→ TASK
Search the listing for "text" and copy every line where it appears.

→ GIVEN DATA
>>>>>

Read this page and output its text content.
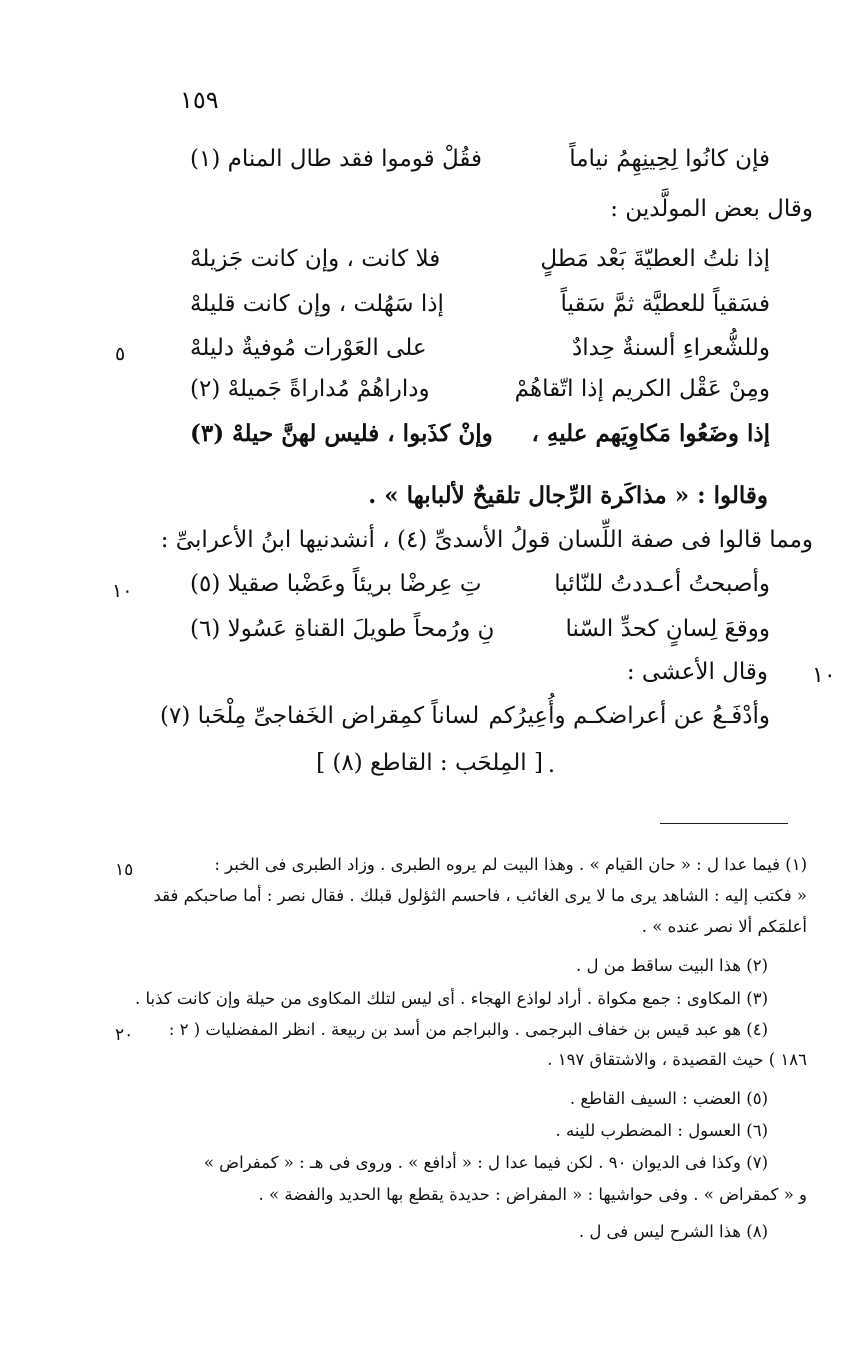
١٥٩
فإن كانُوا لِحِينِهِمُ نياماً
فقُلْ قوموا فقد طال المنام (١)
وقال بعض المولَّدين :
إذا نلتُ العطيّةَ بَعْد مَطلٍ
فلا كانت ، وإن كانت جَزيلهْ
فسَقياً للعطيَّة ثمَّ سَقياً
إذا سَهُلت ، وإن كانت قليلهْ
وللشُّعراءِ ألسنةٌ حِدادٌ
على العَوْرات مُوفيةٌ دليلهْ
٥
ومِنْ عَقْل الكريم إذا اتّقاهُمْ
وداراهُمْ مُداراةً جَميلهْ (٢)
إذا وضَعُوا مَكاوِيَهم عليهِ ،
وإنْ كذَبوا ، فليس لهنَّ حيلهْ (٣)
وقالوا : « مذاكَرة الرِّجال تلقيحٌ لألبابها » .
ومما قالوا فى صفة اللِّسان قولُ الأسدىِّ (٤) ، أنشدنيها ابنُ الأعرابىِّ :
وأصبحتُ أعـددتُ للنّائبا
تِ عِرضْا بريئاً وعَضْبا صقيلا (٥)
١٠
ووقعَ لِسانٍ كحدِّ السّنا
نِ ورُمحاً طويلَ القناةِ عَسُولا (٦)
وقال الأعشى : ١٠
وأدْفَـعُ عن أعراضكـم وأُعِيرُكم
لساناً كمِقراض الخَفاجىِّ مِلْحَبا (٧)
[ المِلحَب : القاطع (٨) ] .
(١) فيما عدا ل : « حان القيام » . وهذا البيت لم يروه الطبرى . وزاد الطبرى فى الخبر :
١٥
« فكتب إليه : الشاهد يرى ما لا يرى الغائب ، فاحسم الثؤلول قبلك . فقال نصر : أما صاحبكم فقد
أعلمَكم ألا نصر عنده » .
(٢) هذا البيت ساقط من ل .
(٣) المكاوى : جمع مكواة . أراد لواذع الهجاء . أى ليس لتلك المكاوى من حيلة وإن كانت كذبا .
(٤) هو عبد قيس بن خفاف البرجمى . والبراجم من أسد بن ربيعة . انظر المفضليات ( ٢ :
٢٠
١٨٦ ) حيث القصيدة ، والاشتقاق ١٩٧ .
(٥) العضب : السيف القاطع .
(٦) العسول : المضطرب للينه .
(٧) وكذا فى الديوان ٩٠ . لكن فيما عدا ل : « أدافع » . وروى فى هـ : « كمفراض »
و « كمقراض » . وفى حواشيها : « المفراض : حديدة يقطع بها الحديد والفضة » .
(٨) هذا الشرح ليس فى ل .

<<<<<
>>>>>

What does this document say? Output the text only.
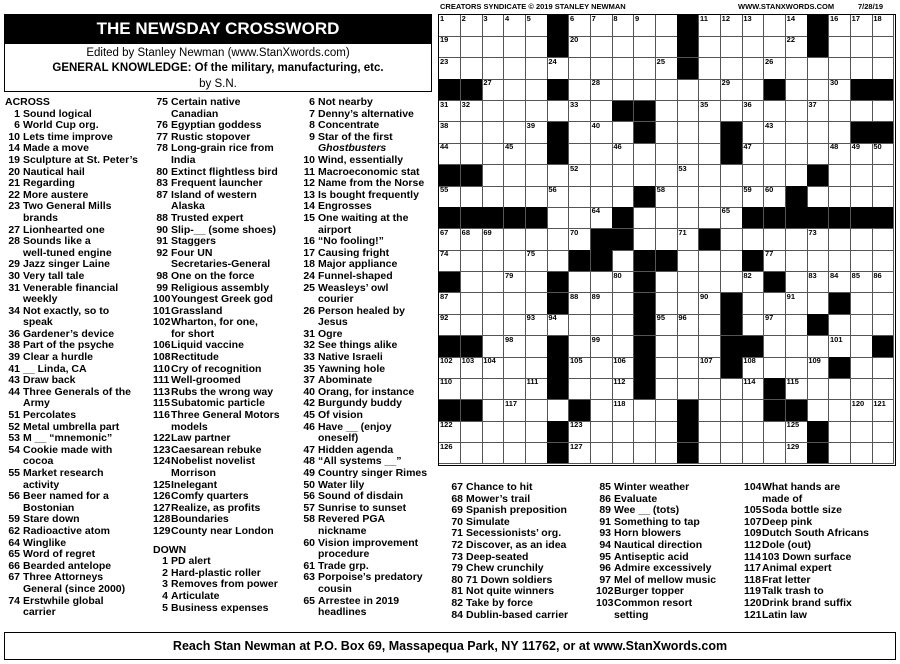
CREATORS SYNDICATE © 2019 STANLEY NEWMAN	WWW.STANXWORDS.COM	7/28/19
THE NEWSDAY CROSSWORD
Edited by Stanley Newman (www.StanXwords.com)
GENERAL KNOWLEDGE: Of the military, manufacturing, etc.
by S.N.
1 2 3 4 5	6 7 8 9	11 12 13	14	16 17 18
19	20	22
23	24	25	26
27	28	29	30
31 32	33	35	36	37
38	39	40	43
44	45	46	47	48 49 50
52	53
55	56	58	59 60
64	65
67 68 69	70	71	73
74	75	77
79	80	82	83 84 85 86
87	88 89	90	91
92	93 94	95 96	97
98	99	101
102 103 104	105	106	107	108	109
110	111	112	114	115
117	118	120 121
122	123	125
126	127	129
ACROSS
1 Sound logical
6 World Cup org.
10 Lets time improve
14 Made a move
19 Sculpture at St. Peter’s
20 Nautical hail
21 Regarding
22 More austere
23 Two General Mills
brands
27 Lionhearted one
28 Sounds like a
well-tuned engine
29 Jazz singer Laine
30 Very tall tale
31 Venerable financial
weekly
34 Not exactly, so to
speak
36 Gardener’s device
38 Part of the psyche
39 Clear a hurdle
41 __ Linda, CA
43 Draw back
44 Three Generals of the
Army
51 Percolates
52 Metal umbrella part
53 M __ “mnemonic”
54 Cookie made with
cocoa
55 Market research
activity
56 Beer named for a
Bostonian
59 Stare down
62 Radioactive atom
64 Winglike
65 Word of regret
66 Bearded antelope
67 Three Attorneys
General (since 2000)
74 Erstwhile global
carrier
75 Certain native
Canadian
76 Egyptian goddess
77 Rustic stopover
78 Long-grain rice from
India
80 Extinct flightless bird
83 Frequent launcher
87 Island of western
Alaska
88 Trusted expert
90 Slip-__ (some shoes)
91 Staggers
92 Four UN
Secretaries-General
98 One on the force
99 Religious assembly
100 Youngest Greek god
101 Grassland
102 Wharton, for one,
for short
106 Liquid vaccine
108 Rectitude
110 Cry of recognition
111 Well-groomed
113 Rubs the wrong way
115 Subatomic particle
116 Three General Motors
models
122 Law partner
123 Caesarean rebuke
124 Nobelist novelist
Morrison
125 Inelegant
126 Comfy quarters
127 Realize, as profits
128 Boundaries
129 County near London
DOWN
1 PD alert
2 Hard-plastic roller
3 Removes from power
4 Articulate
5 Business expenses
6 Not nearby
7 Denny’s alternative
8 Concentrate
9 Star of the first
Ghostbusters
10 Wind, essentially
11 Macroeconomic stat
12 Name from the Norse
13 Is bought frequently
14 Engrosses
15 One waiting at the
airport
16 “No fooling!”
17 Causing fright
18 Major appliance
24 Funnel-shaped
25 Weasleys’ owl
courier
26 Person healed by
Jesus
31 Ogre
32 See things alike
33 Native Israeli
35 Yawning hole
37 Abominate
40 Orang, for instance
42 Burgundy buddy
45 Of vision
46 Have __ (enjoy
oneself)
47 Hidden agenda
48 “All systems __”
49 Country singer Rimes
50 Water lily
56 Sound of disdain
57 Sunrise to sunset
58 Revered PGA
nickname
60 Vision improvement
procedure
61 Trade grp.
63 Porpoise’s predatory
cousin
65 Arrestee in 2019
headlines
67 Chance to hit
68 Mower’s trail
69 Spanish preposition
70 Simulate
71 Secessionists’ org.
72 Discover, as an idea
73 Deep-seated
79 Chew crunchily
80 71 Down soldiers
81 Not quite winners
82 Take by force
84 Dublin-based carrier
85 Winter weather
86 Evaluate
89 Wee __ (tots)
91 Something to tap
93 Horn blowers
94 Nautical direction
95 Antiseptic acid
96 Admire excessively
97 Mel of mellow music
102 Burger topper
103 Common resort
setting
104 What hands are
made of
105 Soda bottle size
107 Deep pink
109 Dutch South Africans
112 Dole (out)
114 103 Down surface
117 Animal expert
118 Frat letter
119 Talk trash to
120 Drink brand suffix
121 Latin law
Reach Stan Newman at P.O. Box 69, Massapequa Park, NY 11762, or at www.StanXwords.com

<<<<<

→ RESPONSE FOR THIS EXERCISE
Read this page and output its text content.
What does this document say? Output the text only.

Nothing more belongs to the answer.